> [Problem to solve] Write out all of the lines below, exactly and completely.

> [Entries provided]
☆ ☆ ☆ ☆
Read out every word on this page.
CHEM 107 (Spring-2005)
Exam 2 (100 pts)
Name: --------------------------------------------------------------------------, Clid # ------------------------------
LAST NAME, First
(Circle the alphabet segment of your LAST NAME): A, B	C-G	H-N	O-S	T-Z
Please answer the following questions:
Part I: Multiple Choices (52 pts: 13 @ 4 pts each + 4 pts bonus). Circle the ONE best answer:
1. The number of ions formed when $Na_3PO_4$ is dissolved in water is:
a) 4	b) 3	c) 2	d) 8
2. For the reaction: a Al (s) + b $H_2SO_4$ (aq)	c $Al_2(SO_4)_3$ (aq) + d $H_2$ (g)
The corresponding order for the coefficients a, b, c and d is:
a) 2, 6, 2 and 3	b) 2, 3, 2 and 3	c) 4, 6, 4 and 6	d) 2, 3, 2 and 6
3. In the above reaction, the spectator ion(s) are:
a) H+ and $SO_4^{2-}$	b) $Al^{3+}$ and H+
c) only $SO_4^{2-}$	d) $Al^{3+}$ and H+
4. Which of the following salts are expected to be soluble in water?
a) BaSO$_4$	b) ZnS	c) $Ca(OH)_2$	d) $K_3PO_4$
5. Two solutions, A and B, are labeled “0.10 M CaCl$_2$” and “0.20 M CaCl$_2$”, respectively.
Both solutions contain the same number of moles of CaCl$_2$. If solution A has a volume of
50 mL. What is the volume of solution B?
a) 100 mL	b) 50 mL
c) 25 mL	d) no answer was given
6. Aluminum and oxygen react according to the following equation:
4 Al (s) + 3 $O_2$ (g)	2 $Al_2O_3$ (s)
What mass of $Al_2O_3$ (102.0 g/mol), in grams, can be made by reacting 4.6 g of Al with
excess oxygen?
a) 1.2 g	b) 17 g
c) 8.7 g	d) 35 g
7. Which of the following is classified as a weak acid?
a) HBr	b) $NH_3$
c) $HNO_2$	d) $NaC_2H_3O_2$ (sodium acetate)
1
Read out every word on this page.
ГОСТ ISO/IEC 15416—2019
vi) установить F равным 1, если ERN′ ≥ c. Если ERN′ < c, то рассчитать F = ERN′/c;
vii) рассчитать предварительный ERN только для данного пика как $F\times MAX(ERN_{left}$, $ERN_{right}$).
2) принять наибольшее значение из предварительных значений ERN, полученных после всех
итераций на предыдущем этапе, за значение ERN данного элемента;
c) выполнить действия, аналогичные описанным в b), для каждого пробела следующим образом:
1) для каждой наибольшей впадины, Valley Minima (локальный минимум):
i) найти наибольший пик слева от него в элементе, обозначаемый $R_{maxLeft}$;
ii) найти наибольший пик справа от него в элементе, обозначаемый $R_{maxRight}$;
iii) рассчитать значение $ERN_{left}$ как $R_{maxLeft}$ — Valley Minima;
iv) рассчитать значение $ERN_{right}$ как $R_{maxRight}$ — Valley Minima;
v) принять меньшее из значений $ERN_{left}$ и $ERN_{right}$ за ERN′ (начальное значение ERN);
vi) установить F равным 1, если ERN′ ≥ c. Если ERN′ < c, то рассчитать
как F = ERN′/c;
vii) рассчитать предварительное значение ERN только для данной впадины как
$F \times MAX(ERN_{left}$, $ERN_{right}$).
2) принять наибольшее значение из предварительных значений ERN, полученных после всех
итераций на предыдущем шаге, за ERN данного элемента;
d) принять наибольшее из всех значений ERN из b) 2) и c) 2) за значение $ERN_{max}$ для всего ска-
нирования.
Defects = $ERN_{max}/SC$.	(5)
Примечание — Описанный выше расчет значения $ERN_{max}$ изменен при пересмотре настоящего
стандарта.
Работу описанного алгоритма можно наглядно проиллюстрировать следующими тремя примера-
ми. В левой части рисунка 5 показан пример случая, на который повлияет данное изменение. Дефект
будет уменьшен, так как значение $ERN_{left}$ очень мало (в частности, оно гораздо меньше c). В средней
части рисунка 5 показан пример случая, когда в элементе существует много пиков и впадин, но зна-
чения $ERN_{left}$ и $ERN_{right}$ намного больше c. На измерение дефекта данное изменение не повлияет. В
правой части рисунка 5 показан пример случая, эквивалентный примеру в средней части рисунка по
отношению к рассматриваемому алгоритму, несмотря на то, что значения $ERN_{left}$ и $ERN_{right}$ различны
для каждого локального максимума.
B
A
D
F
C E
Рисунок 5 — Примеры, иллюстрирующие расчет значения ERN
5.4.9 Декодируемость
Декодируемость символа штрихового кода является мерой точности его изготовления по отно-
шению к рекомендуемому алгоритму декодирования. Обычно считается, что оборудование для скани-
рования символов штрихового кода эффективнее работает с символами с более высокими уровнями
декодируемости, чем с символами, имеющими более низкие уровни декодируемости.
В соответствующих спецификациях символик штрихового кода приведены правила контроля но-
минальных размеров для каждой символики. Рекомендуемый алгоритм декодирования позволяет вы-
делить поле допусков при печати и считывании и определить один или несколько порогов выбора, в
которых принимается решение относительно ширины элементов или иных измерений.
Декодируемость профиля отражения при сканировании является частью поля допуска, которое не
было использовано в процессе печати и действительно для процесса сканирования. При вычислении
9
☆ ☆ ☆ ☆
> [Task result]
Read out every word on this page.
CHEM 107 (Spring-2005)
Exam 2 (100 pts)
Name: --------------------------------------------------------------------------, Clid # ------------------------------
LAST NAME, First
(Circle the alphabet segment of your LAST NAME): A, B	C-G	H-N	O-S	T-Z
Please answer the following questions:
Part I: Multiple Choices (52 pts: 13 @ 4 pts each + 4 pts bonus). Circle the ONE best answer:
1. The number of ions formed when $Na_3PO_4$ is dissolved in water is:
a) 4	b) 3	c) 2	d) 8
2. For the reaction: a Al (s) + b $H_2SO_4$ (aq)	c $Al_2(SO_4)_3$ (aq) + d $H_2$ (g)
The corresponding order for the coefficients a, b, c and d is:
a) 2, 6, 2 and 3	b) 2, 3, 2 and 3	c) 4, 6, 4 and 6	d) 2, 3, 2 and 6
3. In the above reaction, the spectator ion(s) are:
a) H+ and $SO_4^{2-}$	b) $Al^{3+}$ and H+
c) only $SO_4^{2-}$	d) $Al^{3+}$ and H+
4. Which of the following salts are expected to be soluble in water?
a) BaSO$_4$	b) ZnS	c) $Ca(OH)_2$	d) $K_3PO_4$
5. Two solutions, A and B, are labeled “0.10 M CaCl$_2$” and “0.20 M CaCl$_2$”, respectively.
Both solutions contain the same number of moles of CaCl$_2$. If solution A has a volume of
50 mL. What is the volume of solution B?
a) 100 mL	b) 50 mL
c) 25 mL	d) no answer was given
6. Aluminum and oxygen react according to the following equation:
4 Al (s) + 3 $O_2$ (g)	2 $Al_2O_3$ (s)
What mass of $Al_2O_3$ (102.0 g/mol), in grams, can be made by reacting 4.6 g of Al with
excess oxygen?
a) 1.2 g	b) 17 g
c) 8.7 g	d) 35 g
7. Which of the following is classified as a weak acid?
a) HBr	b) $NH_3$
c) $HNO_2$	d) $NaC_2H_3O_2$ (sodium acetate)
1
Read out every word on this page.
ГОСТ ISO/IEC 15416—2019
vi) установить F равным 1, если ERN′ ≥ c. Если ERN′ < c, то рассчитать F = ERN′/c;
vii) рассчитать предварительный ERN только для данного пика как $F\times MAX(ERN_{left}$, $ERN_{right}$).
2) принять наибольшее значение из предварительных значений ERN, полученных после всех
итераций на предыдущем этапе, за значение ERN данного элемента;
c) выполнить действия, аналогичные описанным в b), для каждого пробела следующим образом:
1) для каждой наибольшей впадины, Valley Minima (локальный минимум):
i) найти наибольший пик слева от него в элементе, обозначаемый $R_{maxLeft}$;
ii) найти наибольший пик справа от него в элементе, обозначаемый $R_{maxRight}$;
iii) рассчитать значение $ERN_{left}$ как $R_{maxLeft}$ — Valley Minima;
iv) рассчитать значение $ERN_{right}$ как $R_{maxRight}$ — Valley Minima;
v) принять меньшее из значений $ERN_{left}$ и $ERN_{right}$ за ERN′ (начальное значение ERN);
vi) установить F равным 1, если ERN′ ≥ c. Если ERN′ < c, то рассчитать
как F = ERN′/c;
vii) рассчитать предварительное значение ERN только для данной впадины как
$F \times MAX(ERN_{left}$, $ERN_{right}$).
2) принять наибольшее значение из предварительных значений ERN, полученных после всех
итераций на предыдущем шаге, за ERN данного элемента;
d) принять наибольшее из всех значений ERN из b) 2) и c) 2) за значение $ERN_{max}$ для всего ска-
нирования.
Defects = $ERN_{max}/SC$.	(5)
Примечание — Описанный выше расчет значения $ERN_{max}$ изменен при пересмотре настоящего
стандарта.
Работу описанного алгоритма можно наглядно проиллюстрировать следующими тремя примера-
ми. В левой части рисунка 5 показан пример случая, на который повлияет данное изменение. Дефект
будет уменьшен, так как значение $ERN_{left}$ очень мало (в частности, оно гораздо меньше c). В средней
части рисунка 5 показан пример случая, когда в элементе существует много пиков и впадин, но зна-
чения $ERN_{left}$ и $ERN_{right}$ намного больше c. На измерение дефекта данное изменение не повлияет. В
правой части рисунка 5 показан пример случая, эквивалентный примеру в средней части рисунка по
отношению к рассматриваемому алгоритму, несмотря на то, что значения $ERN_{left}$ и $ERN_{right}$ различны
для каждого локального максимума.
B
A
D
F
C E
Рисунок 5 — Примеры, иллюстрирующие расчет значения ERN
5.4.9 Декодируемость
Декодируемость символа штрихового кода является мерой точности его изготовления по отно-
шению к рекомендуемому алгоритму декодирования. Обычно считается, что оборудование для скани-
рования символов штрихового кода эффективнее работает с символами с более высокими уровнями
декодируемости, чем с символами, имеющими более низкие уровни декодируемости.
В соответствующих спецификациях символик штрихового кода приведены правила контроля но-
минальных размеров для каждой символики. Рекомендуемый алгоритм декодирования позволяет вы-
делить поле допусков при печати и считывании и определить один или несколько порогов выбора, в
которых принимается решение относительно ширины элементов или иных измерений.
Декодируемость профиля отражения при сканировании является частью поля допуска, которое не
было использовано в процессе печати и действительно для процесса сканирования. При вычислении
9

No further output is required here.